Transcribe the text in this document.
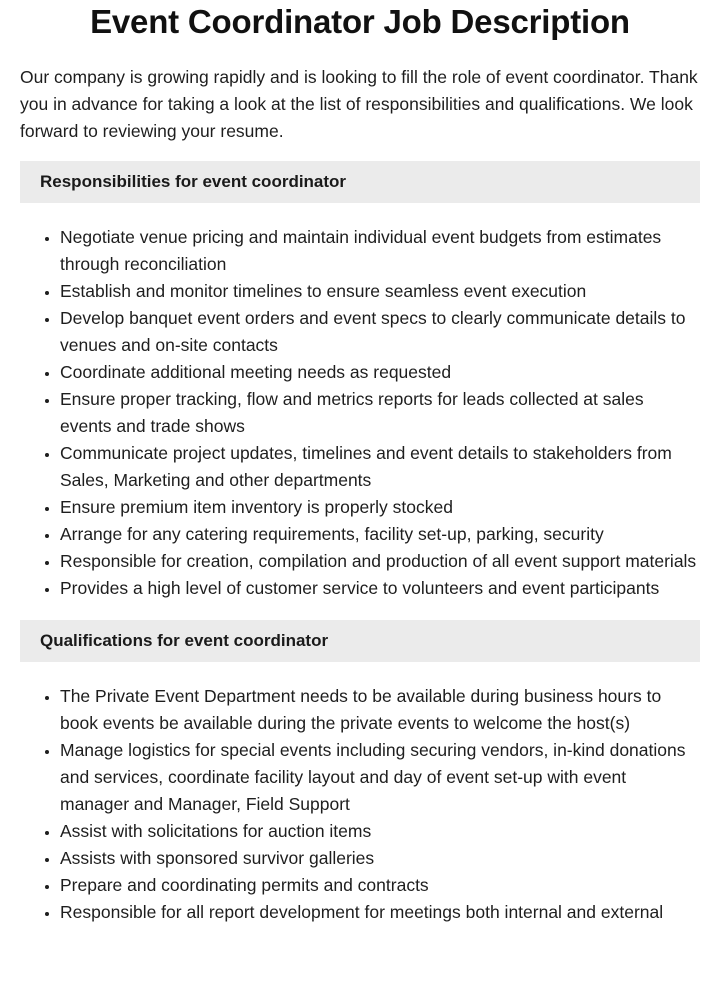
Event Coordinator Job Description

Our company is growing rapidly and is looking to fill the role of event coordinator. Thank you in advance for taking a look at the list of responsibilities and qualifications. We look forward to reviewing your resume.

Responsibilities for event coordinator
• Negotiate venue pricing and maintain individual event budgets from estimates through reconciliation
• Establish and monitor timelines to ensure seamless event execution
• Develop banquet event orders and event specs to clearly communicate details to venues and on-site contacts
• Coordinate additional meeting needs as requested
• Ensure proper tracking, flow and metrics reports for leads collected at sales events and trade shows
• Communicate project updates, timelines and event details to stakeholders from Sales, Marketing and other departments
• Ensure premium item inventory is properly stocked
• Arrange for any catering requirements, facility set-up, parking, security
• Responsible for creation, compilation and production of all event support materials
• Provides a high level of customer service to volunteers and event participants
Qualifications for event coordinator
• The Private Event Department needs to be available during business hours to book events be available during the private events to welcome the host(s)
• Manage logistics for special events including securing vendors, in-kind donations and services, coordinate facility layout and day of event set-up with event manager and Manager, Field Support
• Assist with solicitations for auction items
• Assists with sponsored survivor galleries
• Prepare and coordinating permits and contracts
• Responsible for all report development for meetings both internal and external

---*---

Every record above should come back exactly, but without its pictures.

* [Exercise result]:
Transcribe the text in this document.
Event Coordinator Job Description

Our company is growing rapidly and is looking to fill the role of event coordinator. Thank you in advance for taking a look at the list of responsibilities and qualifications. We look forward to reviewing your resume.

Responsibilities for event coordinator
• Negotiate venue pricing and maintain individual event budgets from estimates through reconciliation
• Establish and monitor timelines to ensure seamless event execution
• Develop banquet event orders and event specs to clearly communicate details to venues and on-site contacts
• Coordinate additional meeting needs as requested
• Ensure proper tracking, flow and metrics reports for leads collected at sales events and trade shows
• Communicate project updates, timelines and event details to stakeholders from Sales, Marketing and other departments
• Ensure premium item inventory is properly stocked
• Arrange for any catering requirements, facility set-up, parking, security
• Responsible for creation, compilation and production of all event support materials
• Provides a high level of customer service to volunteers and event participants
Qualifications for event coordinator
• The Private Event Department needs to be available during business hours to book events be available during the private events to welcome the host(s)
• Manage logistics for special events including securing vendors, in-kind donations and services, coordinate facility layout and day of event set-up with event manager and Manager, Field Support
• Assist with solicitations for auction items
• Assists with sponsored survivor galleries
• Prepare and coordinating permits and contracts
• Responsible for all report development for meetings both internal and external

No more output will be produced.